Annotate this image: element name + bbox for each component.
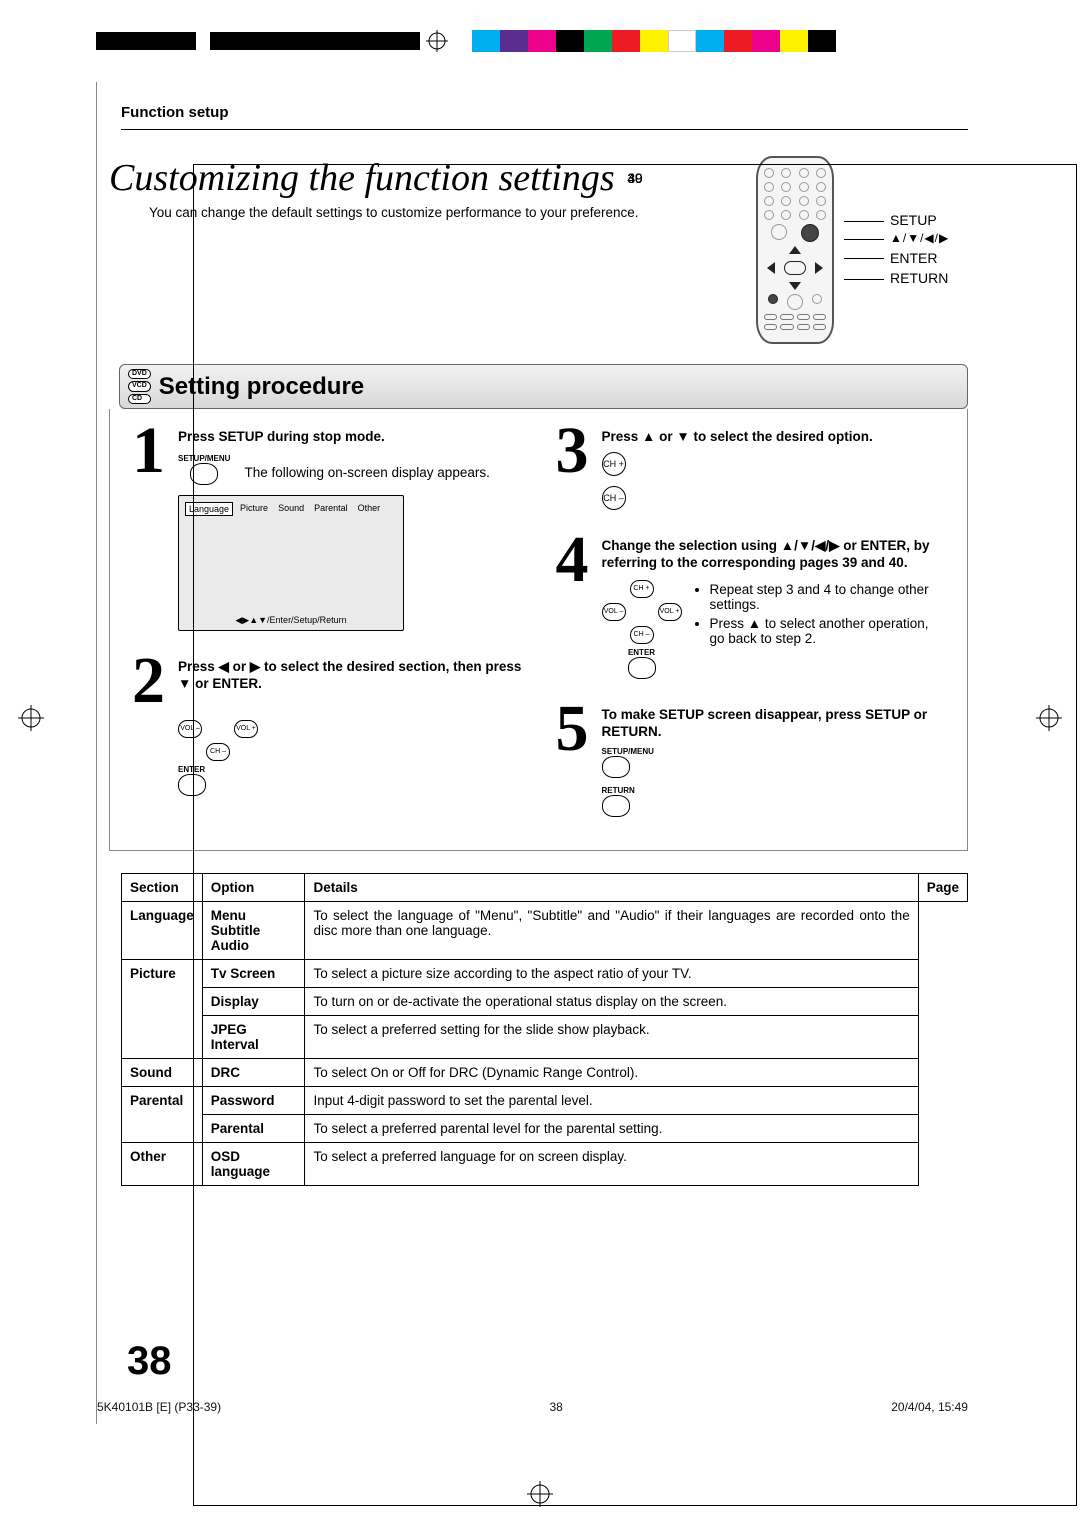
cell-section: Sound <box>122 1058 203 1086</box>
page-number: 38 <box>127 1339 172 1384</box>
page-content: Function setup Customizing the function … <box>96 82 980 1424</box>
section-label: Function setup <box>97 82 980 129</box>
badge-dvd: DVD <box>128 369 151 379</box>
footer-right: 20/4/04, 15:49 <box>891 1400 968 1414</box>
print-footer: 5K40101B [E] (P33-39) 38 20/4/04, 15:49 <box>97 1400 980 1414</box>
col-section: Section <box>122 873 203 901</box>
cell-section: Picture <box>122 959 203 1058</box>
step-number: 2 <box>132 657 178 796</box>
registration-mark-icon <box>426 30 448 52</box>
disc-type-badges: DVD VCD CD <box>128 369 151 404</box>
footer-left: 5K40101B [E] (P33-39) <box>97 1400 221 1414</box>
cell-section: Language <box>122 901 203 959</box>
black-bar <box>96 32 196 50</box>
step-number: 1 <box>132 427 178 631</box>
cell-section: Parental <box>122 1086 203 1142</box>
color-calibration-bar <box>472 30 836 52</box>
cell-page: 40 <box>193 164 1077 1506</box>
badge-cd: CD <box>128 394 151 404</box>
registration-row <box>0 28 1080 54</box>
cell-section: Other <box>122 1142 203 1185</box>
table-row: OtherOSD languageTo select a preferred l… <box>122 1142 968 1185</box>
footer-center: 38 <box>549 1400 562 1414</box>
black-bar <box>210 32 420 50</box>
settings-table: Section Option Details Page LanguageMenu… <box>121 873 968 1186</box>
registration-mark-icon <box>18 705 44 736</box>
badge-vcd: VCD <box>128 381 151 391</box>
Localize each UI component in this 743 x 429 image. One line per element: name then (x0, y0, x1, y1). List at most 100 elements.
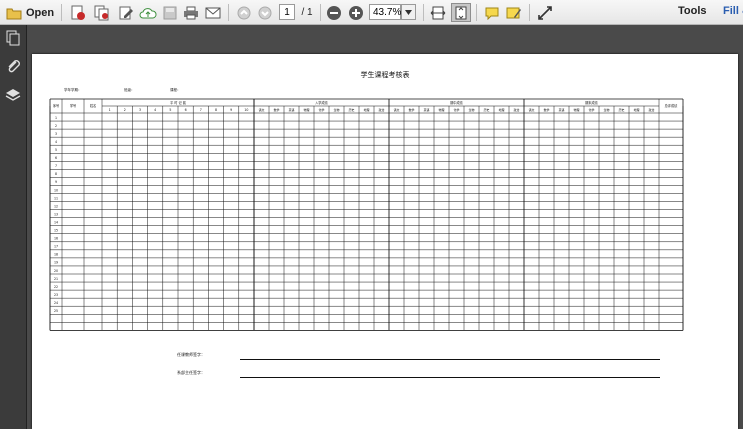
previous-page-button[interactable] (234, 3, 254, 22)
row-number: 20 (54, 269, 58, 273)
row-number: 23 (54, 293, 58, 297)
highlight-button[interactable] (504, 3, 524, 22)
header-total: 总评成绩 (665, 103, 679, 108)
header-daily-col: 9 (230, 108, 232, 112)
header-subject: 政治 (514, 107, 520, 112)
zoom-dropdown[interactable] (401, 4, 416, 20)
row-number: 21 (54, 277, 58, 281)
header-daily-col: 1 (109, 108, 111, 112)
zoom-level-input[interactable]: 43.7% (369, 4, 401, 20)
toolbar-divider (320, 4, 321, 21)
header-subject: 地理 (364, 107, 370, 112)
header-subject: 化学 (319, 107, 325, 112)
header-daily-col: 8 (215, 108, 217, 112)
fill-sign-button[interactable]: Fill & (723, 5, 743, 17)
open-button[interactable]: Open (5, 3, 55, 22)
header-daily-col: 3 (139, 108, 141, 112)
header-daily-group: 平 时 记 载 (170, 100, 187, 105)
zoom-out-button[interactable] (324, 3, 344, 22)
header-subject: 英语 (289, 107, 295, 112)
row-number: 12 (54, 204, 58, 208)
folder-icon (6, 8, 22, 19)
header-score-group: 入学成绩 (315, 100, 329, 105)
row-number: 19 (54, 261, 58, 265)
header-subject: 历史 (349, 107, 355, 112)
comment-button[interactable] (482, 3, 502, 22)
assessment-table: 序号 学号 姓名平 时 记 载1 2 3 4 5 6 7 8 9 10入学成绩语文 数学 英语 物理 化学 生物… (49, 98, 684, 331)
header-subject: 地理 (634, 107, 640, 112)
row-number: 13 (54, 212, 58, 216)
header-daily-col: 4 (154, 108, 156, 112)
row-number: 2 (55, 124, 57, 128)
attachments-paperclip-icon[interactable] (5, 58, 21, 74)
header-subject: 地理 (499, 107, 505, 112)
toolbar-divider (228, 4, 229, 21)
tools-button[interactable]: Tools (678, 5, 707, 17)
header-daily-col: 5 (169, 108, 171, 112)
toolbar-divider (529, 4, 530, 21)
header-subject: 历史 (619, 107, 625, 112)
row-number: 16 (54, 237, 58, 241)
toolbar-divider (423, 4, 424, 21)
director-signature-label: 系部主任签字： (177, 370, 205, 375)
header-daily-col: 7 (200, 108, 202, 112)
header-subject: 英语 (559, 107, 565, 112)
document-viewer[interactable]: 学生课程考核表 学年学期： 班级： 课程： 序号 学号 姓名平 时 记 载12345… (27, 25, 743, 429)
edit-pencil-icon (119, 6, 133, 19)
row-number: 14 (54, 220, 58, 224)
combine-icon (94, 5, 109, 20)
header-student-id: 学号 (70, 103, 76, 108)
chevron-down-icon (405, 9, 412, 15)
row-number: 4 (55, 140, 57, 144)
teacher-signature-label: 任课教师签字： (177, 352, 205, 357)
full-screen-button[interactable] (535, 3, 555, 22)
header-subject: 生物 (469, 107, 475, 112)
fit-page-button[interactable] (451, 3, 471, 22)
row-number: 6 (55, 156, 57, 160)
row-number: 9 (55, 180, 57, 184)
row-number: 7 (55, 164, 57, 168)
page-number-input[interactable]: 1 (279, 4, 295, 20)
header-daily-col: 2 (124, 108, 126, 112)
director-signature-line (240, 377, 660, 378)
email-button[interactable] (203, 3, 223, 22)
open-label: Open (25, 6, 55, 19)
arrow-up-icon (237, 6, 251, 19)
highlighter-icon (506, 7, 521, 18)
layers-icon[interactable] (5, 87, 21, 103)
next-page-button[interactable] (255, 3, 275, 22)
cloud-upload-button[interactable] (138, 3, 158, 22)
zoom-in-button[interactable] (346, 3, 366, 22)
toolbar-divider (476, 4, 477, 21)
fit-width-button[interactable] (428, 3, 448, 22)
page-thumbnails-icon[interactable] (5, 30, 21, 46)
header-name: 姓名 (90, 103, 96, 108)
print-button[interactable] (181, 3, 201, 22)
header-subject: 英语 (424, 107, 430, 112)
row-number: 11 (54, 196, 58, 200)
email-envelope-icon (205, 7, 221, 18)
fit-page-icon (455, 6, 467, 19)
minus-circle-icon (327, 5, 341, 20)
combine-files-button[interactable] (92, 3, 112, 22)
edit-button[interactable] (116, 3, 136, 22)
create-pdf-icon (71, 5, 85, 20)
printer-icon (184, 6, 198, 19)
row-number: 18 (54, 253, 58, 257)
toolbar: Open 1 / 1 43.7% Tools Fill (0, 0, 743, 25)
header-subject: 数学 (274, 107, 280, 112)
row-number: 25 (54, 309, 58, 313)
save-disk-icon (163, 6, 177, 19)
header-subject: 语文 (529, 107, 535, 112)
header-score-group: 期中成绩 (450, 100, 464, 105)
create-pdf-button[interactable] (68, 3, 88, 22)
header-subject: 语文 (394, 107, 400, 112)
row-number: 10 (54, 188, 58, 192)
row-number: 24 (54, 301, 58, 305)
row-number: 3 (55, 132, 57, 136)
header-subject: 生物 (334, 107, 340, 112)
save-button[interactable] (160, 3, 180, 22)
teacher-signature-line (240, 359, 660, 360)
row-number: 8 (55, 172, 57, 176)
header-subject: 政治 (379, 107, 385, 112)
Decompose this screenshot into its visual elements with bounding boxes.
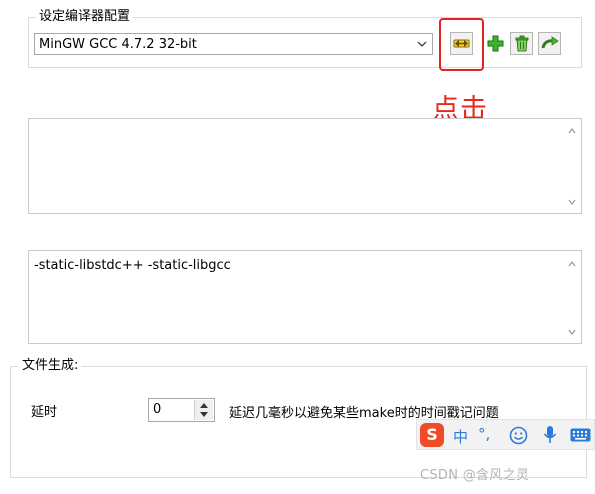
keyboard-icon[interactable] [570, 428, 591, 442]
linker-options-textarea[interactable]: -static-libstdc++ -static-libgcc [28, 250, 582, 344]
scroll-down-icon[interactable] [567, 197, 577, 207]
scroll-up-icon[interactable] [567, 259, 577, 269]
spin-down-button[interactable] [195, 410, 213, 420]
linker-options-scrollbar[interactable] [563, 251, 581, 343]
click-highlight-box [439, 18, 484, 71]
delay-value: 0 [153, 402, 162, 417]
chevron-down-icon [417, 41, 427, 47]
spin-up-button[interactable] [195, 400, 213, 410]
green-plus-icon [487, 35, 504, 52]
ime-language-toggle[interactable]: 中 [453, 426, 468, 447]
compiler-group-title: 设定编译器配置 [36, 9, 134, 25]
ime-toolbar: S 中 °, [416, 419, 595, 450]
add-config-button[interactable] [484, 32, 507, 55]
ime-punctuation-toggle[interactable]: °, [478, 425, 490, 443]
emoji-icon[interactable] [509, 426, 528, 445]
csdn-watermark: CSDN @含风之灵 [420, 468, 530, 483]
compiler-select[interactable]: MinGW GCC 4.7.2 32-bit [34, 33, 433, 55]
delay-spin-buttons [194, 400, 213, 420]
compiler-select-value: MinGW GCC 4.7.2 32-bit [39, 36, 197, 52]
delay-label: 延时 [31, 405, 58, 420]
sogou-logo-icon[interactable]: S [420, 423, 444, 447]
import-config-button[interactable] [538, 32, 561, 55]
trash-icon [515, 35, 528, 52]
spin-down-icon [200, 412, 208, 417]
scroll-down-icon[interactable] [567, 327, 577, 337]
microphone-icon[interactable] [543, 425, 557, 445]
curved-arrow-icon [541, 36, 559, 49]
delete-config-button[interactable] [510, 32, 533, 55]
scroll-up-icon[interactable] [567, 126, 577, 136]
compiler-options-scrollbar[interactable] [563, 119, 581, 213]
delay-spinbox[interactable]: 0 [148, 398, 215, 422]
compiler-options-textarea[interactable] [28, 118, 582, 214]
file-generation-title: 文件生成: [19, 358, 82, 374]
linker-options-text: -static-libstdc++ -static-libgcc [34, 258, 231, 273]
spin-up-icon [200, 403, 208, 408]
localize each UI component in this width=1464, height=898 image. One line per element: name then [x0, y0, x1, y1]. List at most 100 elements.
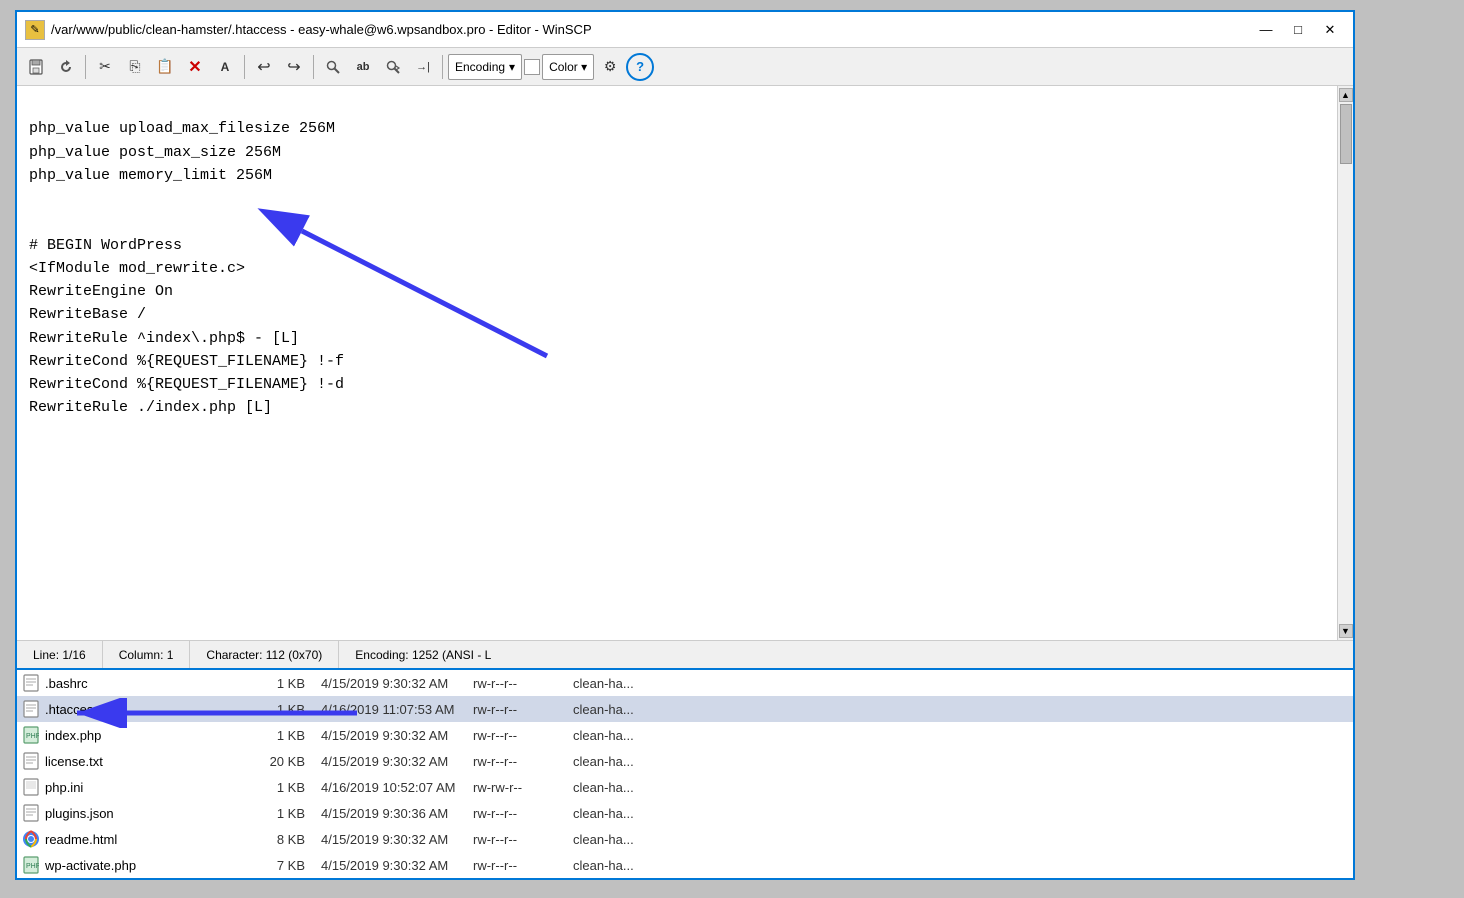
:::
• [INSTRUCTION]: Copy the records from the line with "cell-section: Sound <box>122" to the line with "cell-section: Parental <box>122", reproducing each line without changes.

• [RESULT OF THE EXERCISE]:
cell-section: Sound <box>122 1058 203 1086</box>
page-number: 38 <box>127 1339 172 1384</box>
page-content: Function setup Customizing the function … <box>96 82 980 1424</box>
section-label: Function setup <box>97 82 980 129</box>
badge-dvd: DVD <box>128 369 151 379</box>
footer-right: 20/4/04, 15:49 <box>891 1400 968 1414</box>
print-footer: 5K40101B [E] (P33-39) 38 20/4/04, 15:49 <box>97 1400 980 1414</box>
col-section: Section <box>122 873 203 901</box>
cell-section: Picture <box>122 959 203 1058</box>
step-number: 2 <box>132 657 178 796</box>
registration-mark-icon <box>426 30 448 52</box>
disc-type-badges: DVD VCD CD <box>128 369 151 404</box>
footer-left: 5K40101B [E] (P33-39) <box>97 1400 221 1414</box>
cell-section: Language <box>122 901 203 959</box>
black-bar <box>96 32 196 50</box>
step-number: 1 <box>132 427 178 631</box>
cell-section: Parental <box>122 1086 203 1142</box>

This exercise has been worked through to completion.